[START OF Input data]
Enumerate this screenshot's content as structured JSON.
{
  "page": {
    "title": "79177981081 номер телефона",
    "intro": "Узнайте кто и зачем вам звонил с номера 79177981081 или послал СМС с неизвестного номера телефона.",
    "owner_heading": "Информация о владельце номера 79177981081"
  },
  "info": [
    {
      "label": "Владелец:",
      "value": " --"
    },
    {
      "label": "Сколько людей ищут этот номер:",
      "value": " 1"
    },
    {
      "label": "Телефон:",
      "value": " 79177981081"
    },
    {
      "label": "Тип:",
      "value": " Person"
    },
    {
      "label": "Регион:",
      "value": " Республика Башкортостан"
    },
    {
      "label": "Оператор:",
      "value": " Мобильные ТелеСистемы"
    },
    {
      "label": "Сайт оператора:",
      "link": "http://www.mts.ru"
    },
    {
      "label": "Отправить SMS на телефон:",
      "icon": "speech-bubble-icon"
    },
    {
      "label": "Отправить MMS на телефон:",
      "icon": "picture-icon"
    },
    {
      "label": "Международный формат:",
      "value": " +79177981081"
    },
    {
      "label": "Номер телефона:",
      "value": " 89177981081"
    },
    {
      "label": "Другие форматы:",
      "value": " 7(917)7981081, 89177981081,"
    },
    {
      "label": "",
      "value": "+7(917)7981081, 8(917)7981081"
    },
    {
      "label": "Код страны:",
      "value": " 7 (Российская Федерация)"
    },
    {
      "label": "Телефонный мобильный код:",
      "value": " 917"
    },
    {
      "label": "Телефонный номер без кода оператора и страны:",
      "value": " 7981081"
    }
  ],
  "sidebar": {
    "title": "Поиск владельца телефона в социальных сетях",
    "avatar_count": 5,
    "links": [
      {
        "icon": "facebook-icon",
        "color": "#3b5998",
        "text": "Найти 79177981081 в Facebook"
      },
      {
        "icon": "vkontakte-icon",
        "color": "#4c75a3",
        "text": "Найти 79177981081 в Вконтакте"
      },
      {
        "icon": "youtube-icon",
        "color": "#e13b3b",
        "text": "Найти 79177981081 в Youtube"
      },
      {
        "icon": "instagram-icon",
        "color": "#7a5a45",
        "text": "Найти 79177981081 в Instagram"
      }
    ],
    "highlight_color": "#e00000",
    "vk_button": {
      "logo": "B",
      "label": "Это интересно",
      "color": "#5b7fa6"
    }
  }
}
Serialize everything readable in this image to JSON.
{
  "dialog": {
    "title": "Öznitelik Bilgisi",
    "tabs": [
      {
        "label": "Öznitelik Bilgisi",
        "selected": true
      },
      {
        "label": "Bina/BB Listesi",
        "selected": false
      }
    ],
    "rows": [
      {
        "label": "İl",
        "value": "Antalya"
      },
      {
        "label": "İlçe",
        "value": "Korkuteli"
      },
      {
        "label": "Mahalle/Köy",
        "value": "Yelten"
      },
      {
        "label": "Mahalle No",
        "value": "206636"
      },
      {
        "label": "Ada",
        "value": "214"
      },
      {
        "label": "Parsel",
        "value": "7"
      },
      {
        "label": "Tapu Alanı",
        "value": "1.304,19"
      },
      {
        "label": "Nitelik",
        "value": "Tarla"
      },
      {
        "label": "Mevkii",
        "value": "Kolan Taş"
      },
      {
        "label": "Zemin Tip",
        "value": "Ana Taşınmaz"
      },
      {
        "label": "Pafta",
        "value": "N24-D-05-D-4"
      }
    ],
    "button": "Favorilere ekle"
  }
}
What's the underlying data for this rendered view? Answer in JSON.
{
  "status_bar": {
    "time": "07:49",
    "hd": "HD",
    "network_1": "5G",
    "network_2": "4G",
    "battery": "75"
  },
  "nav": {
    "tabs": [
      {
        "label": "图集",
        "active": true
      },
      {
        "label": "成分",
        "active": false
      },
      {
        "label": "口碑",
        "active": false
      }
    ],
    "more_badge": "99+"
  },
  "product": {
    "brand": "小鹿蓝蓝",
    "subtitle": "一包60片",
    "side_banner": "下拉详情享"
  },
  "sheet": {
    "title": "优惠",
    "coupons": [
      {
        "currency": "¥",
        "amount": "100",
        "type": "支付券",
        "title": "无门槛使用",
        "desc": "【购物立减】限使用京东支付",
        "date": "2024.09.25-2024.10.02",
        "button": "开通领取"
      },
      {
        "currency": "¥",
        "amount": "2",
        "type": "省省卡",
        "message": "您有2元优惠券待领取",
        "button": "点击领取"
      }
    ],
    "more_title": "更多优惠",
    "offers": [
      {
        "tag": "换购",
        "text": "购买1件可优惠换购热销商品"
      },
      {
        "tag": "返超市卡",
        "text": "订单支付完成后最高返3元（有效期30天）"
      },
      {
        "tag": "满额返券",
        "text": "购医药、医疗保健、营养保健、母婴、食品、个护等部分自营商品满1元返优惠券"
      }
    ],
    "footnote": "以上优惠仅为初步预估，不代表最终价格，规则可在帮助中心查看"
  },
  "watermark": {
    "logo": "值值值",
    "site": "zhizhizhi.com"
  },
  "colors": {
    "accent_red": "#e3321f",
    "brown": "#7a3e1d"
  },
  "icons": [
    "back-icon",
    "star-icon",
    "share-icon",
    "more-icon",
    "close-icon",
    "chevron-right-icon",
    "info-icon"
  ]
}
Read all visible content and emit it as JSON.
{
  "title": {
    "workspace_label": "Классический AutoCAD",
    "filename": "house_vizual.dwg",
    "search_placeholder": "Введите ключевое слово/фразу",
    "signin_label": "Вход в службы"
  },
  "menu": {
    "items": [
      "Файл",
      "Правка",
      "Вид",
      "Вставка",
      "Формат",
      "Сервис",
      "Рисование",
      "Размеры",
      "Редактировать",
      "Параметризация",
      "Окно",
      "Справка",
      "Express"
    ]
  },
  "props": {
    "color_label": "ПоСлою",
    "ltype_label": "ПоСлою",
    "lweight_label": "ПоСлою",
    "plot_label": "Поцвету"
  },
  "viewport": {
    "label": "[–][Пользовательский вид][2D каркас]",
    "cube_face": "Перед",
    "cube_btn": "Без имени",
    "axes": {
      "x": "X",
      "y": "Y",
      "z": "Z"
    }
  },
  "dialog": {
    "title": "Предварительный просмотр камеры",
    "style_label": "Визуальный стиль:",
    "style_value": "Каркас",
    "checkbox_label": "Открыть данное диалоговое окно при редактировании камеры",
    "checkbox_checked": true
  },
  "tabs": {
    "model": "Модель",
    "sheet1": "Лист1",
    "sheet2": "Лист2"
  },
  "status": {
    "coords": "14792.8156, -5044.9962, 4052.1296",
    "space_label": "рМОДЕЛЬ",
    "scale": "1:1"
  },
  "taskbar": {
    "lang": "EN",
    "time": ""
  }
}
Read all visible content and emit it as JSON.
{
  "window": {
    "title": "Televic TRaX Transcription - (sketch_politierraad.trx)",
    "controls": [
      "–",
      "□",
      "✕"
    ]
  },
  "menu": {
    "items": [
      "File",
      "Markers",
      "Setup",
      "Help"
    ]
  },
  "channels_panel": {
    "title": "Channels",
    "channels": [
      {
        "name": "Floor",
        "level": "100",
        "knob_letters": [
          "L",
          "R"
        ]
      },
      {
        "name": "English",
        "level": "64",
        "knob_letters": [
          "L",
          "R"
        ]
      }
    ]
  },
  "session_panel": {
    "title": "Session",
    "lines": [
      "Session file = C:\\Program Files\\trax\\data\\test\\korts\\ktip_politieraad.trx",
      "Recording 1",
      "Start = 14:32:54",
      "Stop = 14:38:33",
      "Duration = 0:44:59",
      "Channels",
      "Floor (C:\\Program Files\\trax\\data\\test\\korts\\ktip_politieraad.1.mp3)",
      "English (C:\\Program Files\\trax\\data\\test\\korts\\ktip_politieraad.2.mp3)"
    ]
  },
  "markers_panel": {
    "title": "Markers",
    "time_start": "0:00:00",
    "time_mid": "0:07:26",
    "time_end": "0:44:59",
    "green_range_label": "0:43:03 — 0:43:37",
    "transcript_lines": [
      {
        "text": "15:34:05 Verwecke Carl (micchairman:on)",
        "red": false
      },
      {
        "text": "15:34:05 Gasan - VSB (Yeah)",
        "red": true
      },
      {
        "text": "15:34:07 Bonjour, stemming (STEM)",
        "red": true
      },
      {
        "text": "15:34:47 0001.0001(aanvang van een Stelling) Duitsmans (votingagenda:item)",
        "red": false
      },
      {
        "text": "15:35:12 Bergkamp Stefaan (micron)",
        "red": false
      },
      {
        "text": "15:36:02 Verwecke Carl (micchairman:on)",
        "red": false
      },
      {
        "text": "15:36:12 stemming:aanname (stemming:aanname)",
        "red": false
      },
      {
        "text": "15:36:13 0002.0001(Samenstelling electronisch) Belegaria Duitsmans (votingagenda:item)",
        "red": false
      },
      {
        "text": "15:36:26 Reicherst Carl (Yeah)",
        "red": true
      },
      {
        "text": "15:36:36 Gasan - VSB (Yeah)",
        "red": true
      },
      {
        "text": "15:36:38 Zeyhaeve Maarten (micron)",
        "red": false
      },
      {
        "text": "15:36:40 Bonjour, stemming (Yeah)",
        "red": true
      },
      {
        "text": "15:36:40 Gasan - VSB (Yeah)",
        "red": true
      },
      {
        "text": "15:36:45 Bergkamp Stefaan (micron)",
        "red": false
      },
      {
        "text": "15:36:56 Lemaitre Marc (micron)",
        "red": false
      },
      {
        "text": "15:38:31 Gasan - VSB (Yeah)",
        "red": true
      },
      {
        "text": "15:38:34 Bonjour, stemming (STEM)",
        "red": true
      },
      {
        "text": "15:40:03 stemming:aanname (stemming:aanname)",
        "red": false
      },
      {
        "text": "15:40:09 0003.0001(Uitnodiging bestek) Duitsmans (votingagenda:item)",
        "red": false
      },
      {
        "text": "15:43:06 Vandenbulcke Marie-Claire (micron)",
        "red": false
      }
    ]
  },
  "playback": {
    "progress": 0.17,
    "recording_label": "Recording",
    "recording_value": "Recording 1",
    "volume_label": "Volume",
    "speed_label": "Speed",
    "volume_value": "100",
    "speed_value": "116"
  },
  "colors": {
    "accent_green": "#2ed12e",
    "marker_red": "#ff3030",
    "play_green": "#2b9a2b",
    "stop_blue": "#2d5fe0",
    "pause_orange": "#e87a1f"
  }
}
[END OF Input data]
▶ _Given exercise_: Reply with one number only: how many lines of the listing hold "Bergkamp"?

▶ _Result of the exercise_: 2